Problem: Please state, using the passage on small cell spending, the share of all small cell backhaul spending that SNS Research expects millimeter wave based infrastructure to account for by the end of 2020.

Spending on Small Cell a Service (SCaaS) engagements is expected to reach nearly $15 billion following a 30 percent CAGR over the 7 year period between 2013 and 2020, said SNS Research.
The market research report said in the Small Cells as a Service (SCaaS) deployment approach, service providers (primarily fixed line carriers) take full responsibility for some of the most complex aspects of a small cell deployment for the wireless carriers which may encompass (but not limited to) site acquisition, providing power supplies, and backhauling traffic. SCaaS providers would then allow wireless carriers to host small cells running in their own allocated spectrum.
While it is a preferred opinion among wireless carriers, aggregating outdoor small cell backhaul with macrocell infrastructure may prove to be a well challenging task.
Consequently the demand for small cell backhauling has opened a new opportunity for investment, which will be a market worth nearly $6 billion by 2020, according to SNS Research.
Small cell backhaul infrastructure transports traffic between the outdoor small cell site and either the node connecting to a macrocell backhaul network, or the node connecting to the carrier/internet network.
Small cells are often mounted on street poles, building walls and traffic/streetlight poles among other ad-hoc locations. Driven by the relative ease of licensing and the short distance characteristics of millimeter waves, wireless carriers are expected to adopt the technology for their future small cell rollouts.
SNS Research expects milimeter wave based small cell backhaul infrastructure to account for nearly 63 percent of all small cell backhaul spending by the end of 2020.
In another report, SNS Research says infrastructure spending on HetNet (Heterogeneous Network) technologies which include small cells, carrier WiFi, Distributed Antenna Systems (DAS) and Cloud RAN is expected to reach $42 billion by 2020.
Driven by in-building wireless coverage requirements and the growing influx of mobile broadband data traffic, a traditional macrocell based cellular network deployment is not deemed to be a sufficient solution to address the coverage and capacity needs of today’s wireless subscribers.
Wireless carriers are exploring options to offload additional coverage and capacity to alternatives such as strategically deployed small cells and WiFi access points, which have so far been deployed by more than 150 global wireless carriers.
Adding further to the heterogeneity are alternative deployment models such as DAS and the emerging Cloud Radio Access Networks (RAN) architecture which concentrates the processing of the RAN segment of a mobile network in one or more centralized data centers.
Driven by the thriving ecosystem, SNS Research predicts small cells and carrier Wi-Fi deployments to account for nearly $352 billion in mobile data service revenues by the end of 2020, while overall spending on HetNet infrastructure is expected to reach $42 billion annually during the same period.

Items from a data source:

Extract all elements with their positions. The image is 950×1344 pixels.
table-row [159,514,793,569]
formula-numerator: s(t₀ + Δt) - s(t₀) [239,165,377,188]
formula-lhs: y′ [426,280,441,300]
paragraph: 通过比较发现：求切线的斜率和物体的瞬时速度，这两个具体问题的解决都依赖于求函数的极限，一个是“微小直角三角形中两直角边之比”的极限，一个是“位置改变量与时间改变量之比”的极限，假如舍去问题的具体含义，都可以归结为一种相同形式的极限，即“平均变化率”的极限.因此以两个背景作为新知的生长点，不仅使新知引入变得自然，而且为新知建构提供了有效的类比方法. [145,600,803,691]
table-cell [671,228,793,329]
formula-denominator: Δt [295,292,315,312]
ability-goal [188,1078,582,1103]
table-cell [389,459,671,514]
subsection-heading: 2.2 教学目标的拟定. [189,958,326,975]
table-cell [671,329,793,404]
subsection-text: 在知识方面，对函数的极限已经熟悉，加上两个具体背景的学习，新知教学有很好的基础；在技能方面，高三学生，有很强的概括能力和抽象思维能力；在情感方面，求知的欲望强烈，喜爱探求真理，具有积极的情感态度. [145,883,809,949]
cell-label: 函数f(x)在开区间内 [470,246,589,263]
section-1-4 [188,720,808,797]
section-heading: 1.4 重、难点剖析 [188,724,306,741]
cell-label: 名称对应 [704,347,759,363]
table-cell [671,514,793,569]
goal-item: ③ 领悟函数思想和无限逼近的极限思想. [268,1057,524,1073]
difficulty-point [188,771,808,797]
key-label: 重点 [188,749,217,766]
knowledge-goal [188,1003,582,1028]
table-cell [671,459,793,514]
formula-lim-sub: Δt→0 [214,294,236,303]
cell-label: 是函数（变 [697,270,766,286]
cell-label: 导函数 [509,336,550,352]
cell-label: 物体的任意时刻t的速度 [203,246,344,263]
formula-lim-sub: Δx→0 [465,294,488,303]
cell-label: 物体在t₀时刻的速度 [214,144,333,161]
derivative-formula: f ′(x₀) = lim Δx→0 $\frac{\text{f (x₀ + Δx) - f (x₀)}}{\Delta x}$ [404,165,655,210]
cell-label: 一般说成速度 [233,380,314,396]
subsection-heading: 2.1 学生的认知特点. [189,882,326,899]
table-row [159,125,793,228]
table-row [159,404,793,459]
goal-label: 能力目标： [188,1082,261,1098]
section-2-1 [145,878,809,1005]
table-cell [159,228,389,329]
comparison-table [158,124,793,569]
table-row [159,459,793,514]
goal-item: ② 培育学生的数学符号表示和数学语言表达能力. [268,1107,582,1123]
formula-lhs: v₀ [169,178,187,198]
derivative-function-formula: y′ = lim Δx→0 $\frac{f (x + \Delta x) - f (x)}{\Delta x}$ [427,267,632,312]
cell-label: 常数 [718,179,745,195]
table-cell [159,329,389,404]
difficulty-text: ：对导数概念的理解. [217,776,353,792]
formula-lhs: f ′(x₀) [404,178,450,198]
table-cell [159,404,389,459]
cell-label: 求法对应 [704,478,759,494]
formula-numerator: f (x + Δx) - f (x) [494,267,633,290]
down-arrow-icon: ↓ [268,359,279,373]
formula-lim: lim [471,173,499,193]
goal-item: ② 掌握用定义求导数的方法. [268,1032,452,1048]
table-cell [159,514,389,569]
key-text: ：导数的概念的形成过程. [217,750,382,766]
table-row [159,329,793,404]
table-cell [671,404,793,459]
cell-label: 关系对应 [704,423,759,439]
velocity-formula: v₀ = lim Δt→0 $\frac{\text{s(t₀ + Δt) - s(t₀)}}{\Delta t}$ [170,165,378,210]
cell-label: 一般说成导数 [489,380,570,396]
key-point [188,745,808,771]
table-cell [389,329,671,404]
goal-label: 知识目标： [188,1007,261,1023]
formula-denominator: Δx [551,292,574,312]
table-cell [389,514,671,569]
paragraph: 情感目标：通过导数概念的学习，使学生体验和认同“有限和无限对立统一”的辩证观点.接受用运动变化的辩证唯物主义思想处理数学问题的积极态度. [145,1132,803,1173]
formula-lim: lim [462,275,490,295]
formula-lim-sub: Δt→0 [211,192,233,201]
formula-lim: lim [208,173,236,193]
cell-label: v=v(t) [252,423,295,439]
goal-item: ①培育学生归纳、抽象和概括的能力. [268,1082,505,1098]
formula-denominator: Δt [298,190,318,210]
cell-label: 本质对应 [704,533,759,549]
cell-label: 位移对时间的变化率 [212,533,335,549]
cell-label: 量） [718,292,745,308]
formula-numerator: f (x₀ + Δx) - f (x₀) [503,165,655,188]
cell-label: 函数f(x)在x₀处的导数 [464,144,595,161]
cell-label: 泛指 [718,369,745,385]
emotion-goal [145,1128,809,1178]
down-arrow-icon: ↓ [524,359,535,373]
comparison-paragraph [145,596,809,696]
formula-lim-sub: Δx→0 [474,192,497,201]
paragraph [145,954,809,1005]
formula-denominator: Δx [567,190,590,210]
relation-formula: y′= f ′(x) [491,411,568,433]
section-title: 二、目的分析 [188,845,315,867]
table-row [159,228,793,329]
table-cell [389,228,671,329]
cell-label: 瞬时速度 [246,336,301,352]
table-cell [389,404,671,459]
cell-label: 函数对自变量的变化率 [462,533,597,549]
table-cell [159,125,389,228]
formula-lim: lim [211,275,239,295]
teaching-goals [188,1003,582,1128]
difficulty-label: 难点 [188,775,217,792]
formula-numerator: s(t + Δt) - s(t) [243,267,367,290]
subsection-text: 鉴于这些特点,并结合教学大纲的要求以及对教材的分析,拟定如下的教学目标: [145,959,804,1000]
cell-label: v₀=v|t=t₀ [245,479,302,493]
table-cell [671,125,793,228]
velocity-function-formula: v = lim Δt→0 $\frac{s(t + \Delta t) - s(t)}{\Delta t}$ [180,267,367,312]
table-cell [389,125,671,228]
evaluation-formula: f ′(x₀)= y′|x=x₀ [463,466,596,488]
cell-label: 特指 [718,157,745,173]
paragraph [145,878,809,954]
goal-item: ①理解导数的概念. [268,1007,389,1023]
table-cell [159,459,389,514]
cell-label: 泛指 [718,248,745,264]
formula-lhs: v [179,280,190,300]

Exercise response: Nearly 63 percent